Supplied data:
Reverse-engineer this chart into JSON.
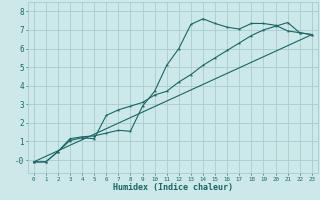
{
  "title": "",
  "xlabel": "Humidex (Indice chaleur)",
  "ylabel": "",
  "bg_color": "#cce8e8",
  "grid_color": "#aacccc",
  "line_color": "#1a6666",
  "xlim": [
    -0.5,
    23.5
  ],
  "ylim": [
    -0.7,
    8.5
  ],
  "xticks": [
    0,
    1,
    2,
    3,
    4,
    5,
    6,
    7,
    8,
    9,
    10,
    11,
    12,
    13,
    14,
    15,
    16,
    17,
    18,
    19,
    20,
    21,
    22,
    23
  ],
  "yticks": [
    0,
    1,
    2,
    3,
    4,
    5,
    6,
    7,
    8
  ],
  "ytick_labels": [
    "-0",
    "1",
    "2",
    "3",
    "4",
    "5",
    "6",
    "7",
    "8"
  ],
  "line1_x": [
    0,
    1,
    2,
    3,
    4,
    5,
    6,
    7,
    8,
    9,
    10,
    11,
    12,
    13,
    14,
    15,
    16,
    17,
    18,
    19,
    20,
    21,
    22,
    23
  ],
  "line1_y": [
    -0.1,
    -0.1,
    0.45,
    1.15,
    1.25,
    1.3,
    1.45,
    1.6,
    1.55,
    2.9,
    3.7,
    5.1,
    6.0,
    7.3,
    7.6,
    7.35,
    7.15,
    7.05,
    7.35,
    7.35,
    7.25,
    6.95,
    6.85,
    6.75
  ],
  "line2_x": [
    0,
    1,
    2,
    3,
    4,
    5,
    6,
    7,
    8,
    9,
    10,
    11,
    12,
    13,
    14,
    15,
    16,
    17,
    18,
    19,
    20,
    21,
    22,
    23
  ],
  "line2_y": [
    -0.1,
    -0.1,
    0.45,
    1.05,
    1.2,
    1.15,
    2.4,
    2.7,
    2.9,
    3.1,
    3.5,
    3.7,
    4.2,
    4.6,
    5.1,
    5.5,
    5.9,
    6.3,
    6.7,
    7.0,
    7.2,
    7.4,
    6.85,
    6.75
  ],
  "line3_x": [
    0,
    23
  ],
  "line3_y": [
    -0.1,
    6.75
  ]
}
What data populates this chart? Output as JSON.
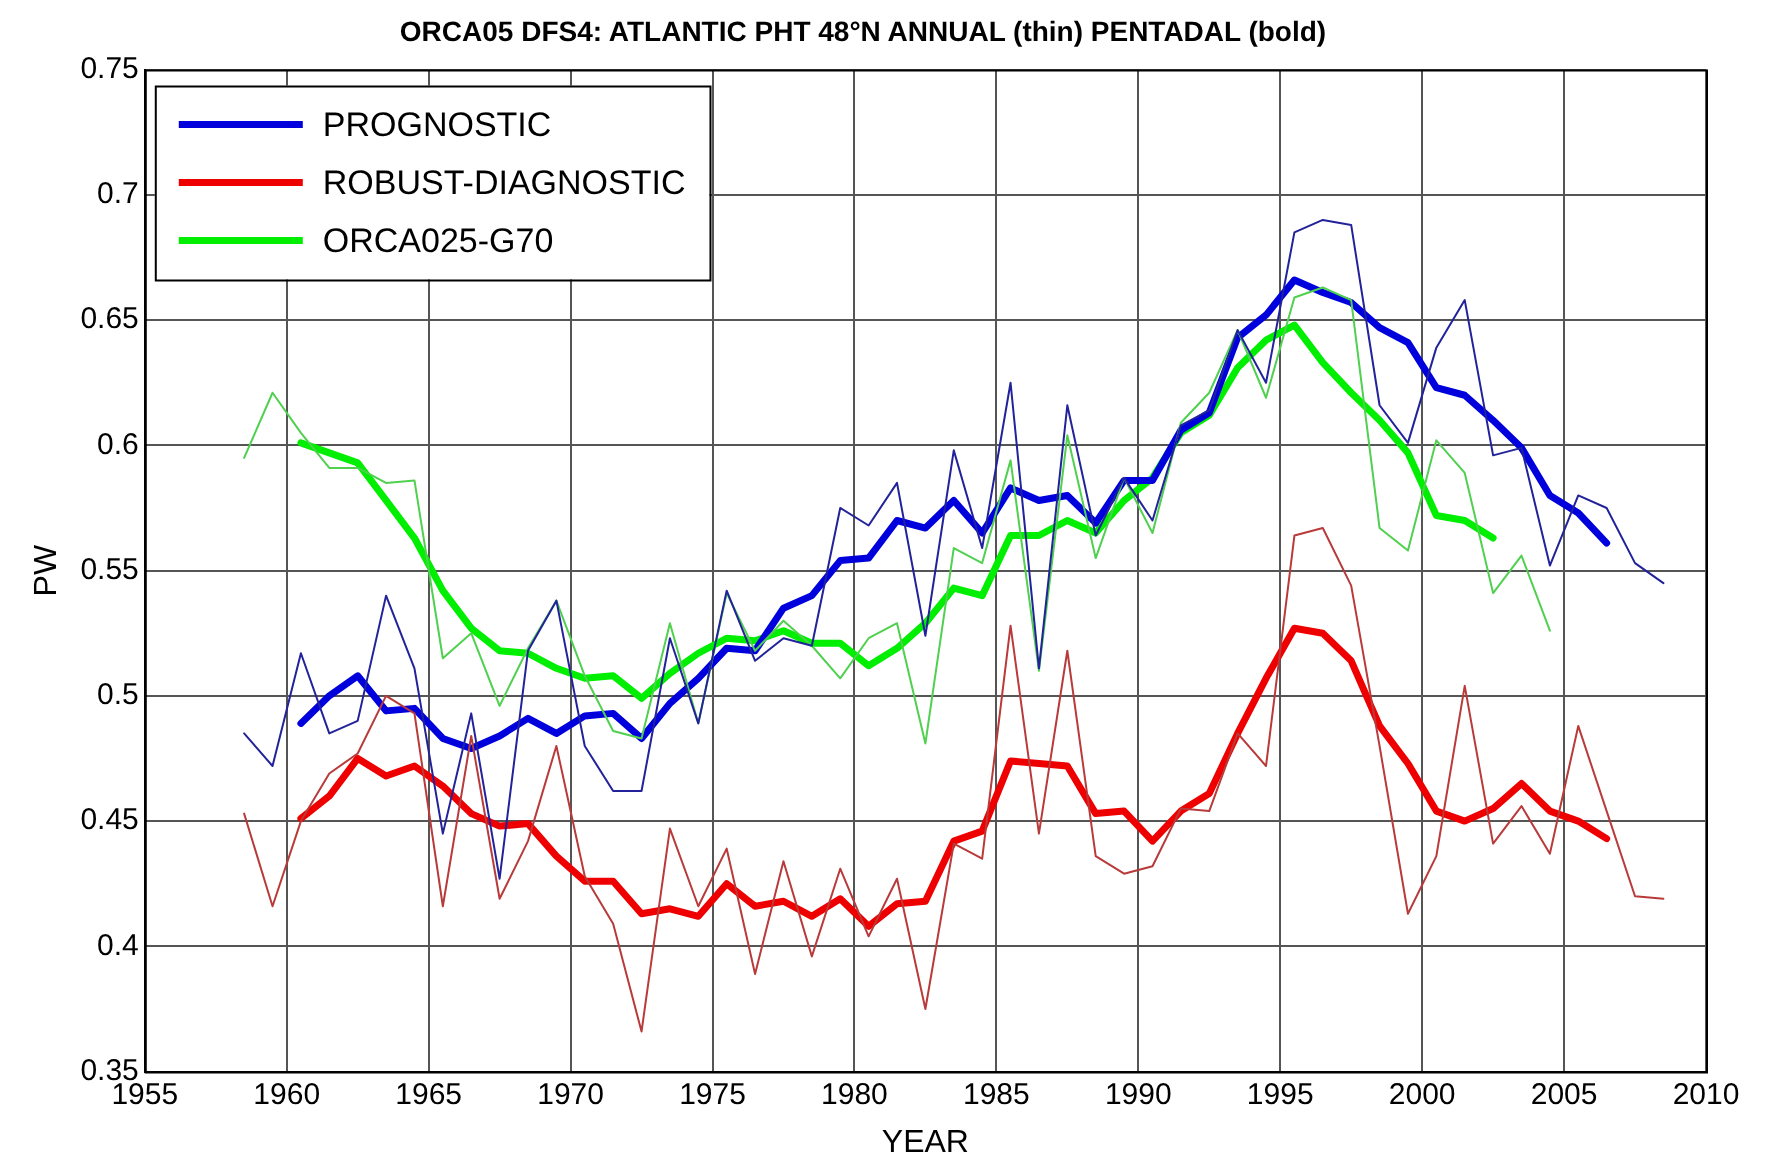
{
  "chart_data": {
    "type": "line",
    "title": "ORCA05 DFS4: ATLANTIC PHT 48°N ANNUAL (thin) PENTADAL (bold)",
    "xlabel": "YEAR",
    "ylabel": "PW",
    "x": [
      1958.5,
      1959.5,
      1960.5,
      1961.5,
      1962.5,
      1963.5,
      1964.5,
      1965.5,
      1966.5,
      1967.5,
      1968.5,
      1969.5,
      1970.5,
      1971.5,
      1972.5,
      1973.5,
      1974.5,
      1975.5,
      1976.5,
      1977.5,
      1978.5,
      1979.5,
      1980.5,
      1981.5,
      1982.5,
      1983.5,
      1984.5,
      1985.5,
      1986.5,
      1987.5,
      1988.5,
      1989.5,
      1990.5,
      1991.5,
      1992.5,
      1993.5,
      1994.5,
      1995.5,
      1996.5,
      1997.5,
      1998.5,
      1999.5,
      2000.5,
      2001.5,
      2002.5,
      2003.5,
      2004.5,
      2005.5,
      2006.5,
      2007.5,
      2008.5
    ],
    "series": [
      {
        "color": "#22229a",
        "values": [
          0.485,
          0.472,
          0.517,
          0.485,
          0.49,
          0.54,
          0.511,
          0.445,
          0.493,
          0.427,
          0.518,
          0.538,
          0.48,
          0.462,
          0.462,
          0.523,
          0.489,
          0.542,
          0.514,
          0.523,
          0.52,
          0.575,
          0.568,
          0.585,
          0.524,
          0.598,
          0.559,
          0.625,
          0.511,
          0.616,
          0.564,
          0.587,
          0.57,
          0.608,
          0.614,
          0.646,
          0.625,
          0.685,
          0.69,
          0.688,
          0.616,
          0.601,
          0.639,
          0.658,
          0.596,
          0.599,
          0.552,
          0.58,
          0.575,
          0.553,
          0.545
        ]
      },
      {
        "color": "#b83a3a",
        "values": [
          0.453,
          0.416,
          0.45,
          0.469,
          0.477,
          0.5,
          0.493,
          0.416,
          0.484,
          0.419,
          0.442,
          0.48,
          0.428,
          0.409,
          0.366,
          0.447,
          0.416,
          0.439,
          0.389,
          0.434,
          0.396,
          0.431,
          0.404,
          0.427,
          0.375,
          0.441,
          0.435,
          0.528,
          0.445,
          0.518,
          0.436,
          0.429,
          0.432,
          0.455,
          0.454,
          0.485,
          0.472,
          0.564,
          0.567,
          0.544,
          0.48,
          0.413,
          0.436,
          0.504,
          0.441,
          0.456,
          0.437,
          0.488,
          0.454,
          0.42,
          0.419
        ]
      },
      {
        "color": "#4fd04f",
        "values": [
          0.595,
          0.621,
          0.605,
          0.591,
          0.591,
          0.585,
          0.586,
          0.515,
          0.525,
          0.496,
          0.519,
          0.538,
          0.508,
          0.486,
          0.483,
          0.529,
          0.489,
          0.541,
          0.518,
          0.53,
          0.52,
          0.507,
          0.523,
          0.529,
          0.481,
          0.559,
          0.553,
          0.594,
          0.51,
          0.604,
          0.555,
          0.587,
          0.565,
          0.609,
          0.621,
          0.646,
          0.619,
          0.659,
          0.663,
          0.658,
          0.567,
          0.558,
          0.602,
          0.589,
          0.541,
          0.556,
          0.526,
          null,
          null,
          null,
          null
        ]
      },
      {
        "name": "PROGNOSTIC",
        "color": "#0000dd",
        "values": [
          null,
          null,
          0.489,
          0.5,
          0.508,
          0.494,
          0.495,
          0.483,
          0.479,
          0.484,
          0.491,
          0.485,
          0.492,
          0.493,
          0.483,
          0.497,
          0.507,
          0.519,
          0.518,
          0.535,
          0.54,
          0.554,
          0.555,
          0.57,
          0.567,
          0.578,
          0.565,
          0.583,
          0.578,
          0.58,
          0.569,
          0.586,
          0.586,
          0.606,
          0.613,
          0.643,
          0.652,
          0.666,
          0.661,
          0.657,
          0.647,
          0.641,
          0.623,
          0.62,
          0.61,
          0.599,
          0.58,
          0.573,
          0.561,
          null,
          null
        ]
      },
      {
        "name": "ROBUST-DIAGNOSTIC",
        "color": "#ee0000",
        "values": [
          null,
          null,
          0.451,
          0.46,
          0.475,
          0.468,
          0.472,
          0.464,
          0.453,
          0.448,
          0.449,
          0.436,
          0.426,
          0.426,
          0.413,
          0.415,
          0.412,
          0.425,
          0.416,
          0.418,
          0.412,
          0.419,
          0.408,
          0.417,
          0.418,
          0.442,
          0.446,
          0.474,
          0.473,
          0.472,
          0.453,
          0.454,
          0.442,
          0.454,
          0.461,
          0.485,
          0.507,
          0.527,
          0.525,
          0.514,
          0.488,
          0.473,
          0.454,
          0.45,
          0.455,
          0.465,
          0.454,
          0.45,
          0.443,
          null,
          null
        ]
      },
      {
        "name": "ORCA025-G70",
        "color": "#00ee00",
        "values": [
          null,
          null,
          0.601,
          0.597,
          0.593,
          0.578,
          0.563,
          0.542,
          0.527,
          0.518,
          0.517,
          0.511,
          0.507,
          0.508,
          0.499,
          0.509,
          0.517,
          0.523,
          0.522,
          0.526,
          0.521,
          0.521,
          0.512,
          0.519,
          0.529,
          0.543,
          0.54,
          0.564,
          0.564,
          0.57,
          0.565,
          0.578,
          0.587,
          0.605,
          0.612,
          0.631,
          0.642,
          0.648,
          0.633,
          0.621,
          0.61,
          0.597,
          0.572,
          0.57,
          0.563,
          null,
          null,
          null,
          null,
          null,
          null
        ]
      }
    ],
    "xlim": [
      1955,
      2010
    ],
    "xticks": [
      1955,
      1960,
      1965,
      1970,
      1975,
      1980,
      1985,
      1990,
      1995,
      2000,
      2005,
      2010
    ],
    "ylim": [
      0.35,
      0.75
    ],
    "yticks": [
      0.35,
      0.4,
      0.45,
      0.5,
      0.55,
      0.6,
      0.65,
      0.7,
      0.75
    ],
    "grid": true,
    "legend": "top left",
    "marker": "none",
    "line_style": "solid"
  }
}
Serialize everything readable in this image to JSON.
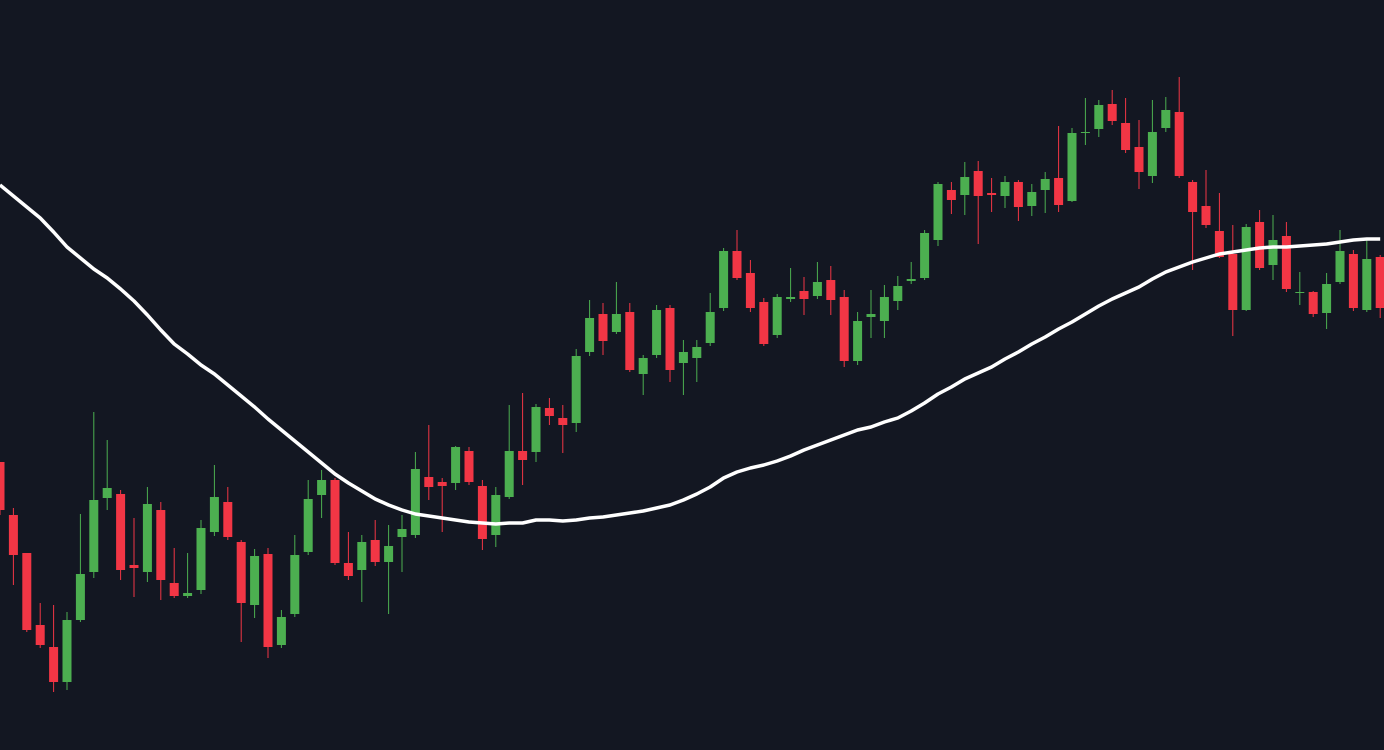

Task statement:
Copy every line of the data that holds the string "JSON".

Answer to the exercise:
Reverse-engineer this chart into JSON.
What data populates this chart? Output as JSON.
Serialize everything readable in this image to JSON.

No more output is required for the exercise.